══ Data lines
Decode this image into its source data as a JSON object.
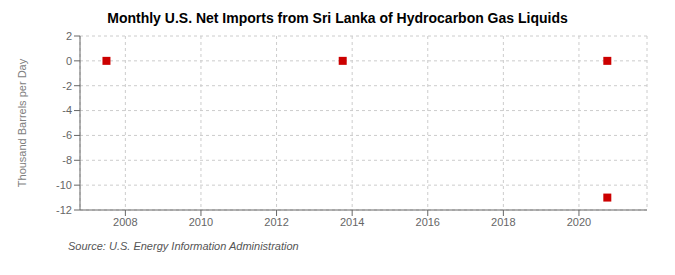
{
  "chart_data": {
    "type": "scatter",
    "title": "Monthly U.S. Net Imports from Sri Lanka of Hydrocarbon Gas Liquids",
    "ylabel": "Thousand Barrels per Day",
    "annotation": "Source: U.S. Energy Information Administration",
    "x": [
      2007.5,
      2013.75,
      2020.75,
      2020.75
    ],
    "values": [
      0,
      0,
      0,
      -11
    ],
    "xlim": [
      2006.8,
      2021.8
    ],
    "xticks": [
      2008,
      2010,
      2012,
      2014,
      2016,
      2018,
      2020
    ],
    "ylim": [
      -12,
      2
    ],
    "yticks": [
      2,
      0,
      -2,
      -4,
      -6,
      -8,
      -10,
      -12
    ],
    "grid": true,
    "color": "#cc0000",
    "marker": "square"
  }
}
════
Exercise prompt:
All the lines above are to be given again exactly as they read, with the pictures removed.

The solution:
Decode this image into its source data as a JSON object.
{
  "chart_data": {
    "type": "scatter",
    "title": "Monthly U.S. Net Imports from Sri Lanka of Hydrocarbon Gas Liquids",
    "ylabel": "Thousand Barrels per Day",
    "annotation": "Source: U.S. Energy Information Administration",
    "x": [
      2007.5,
      2013.75,
      2020.75,
      2020.75
    ],
    "values": [
      0,
      0,
      0,
      -11
    ],
    "xlim": [
      2006.8,
      2021.8
    ],
    "xticks": [
      2008,
      2010,
      2012,
      2014,
      2016,
      2018,
      2020
    ],
    "ylim": [
      -12,
      2
    ],
    "yticks": [
      2,
      0,
      -2,
      -4,
      -6,
      -8,
      -10,
      -12
    ],
    "grid": true,
    "color": "#cc0000",
    "marker": "square"
  }
}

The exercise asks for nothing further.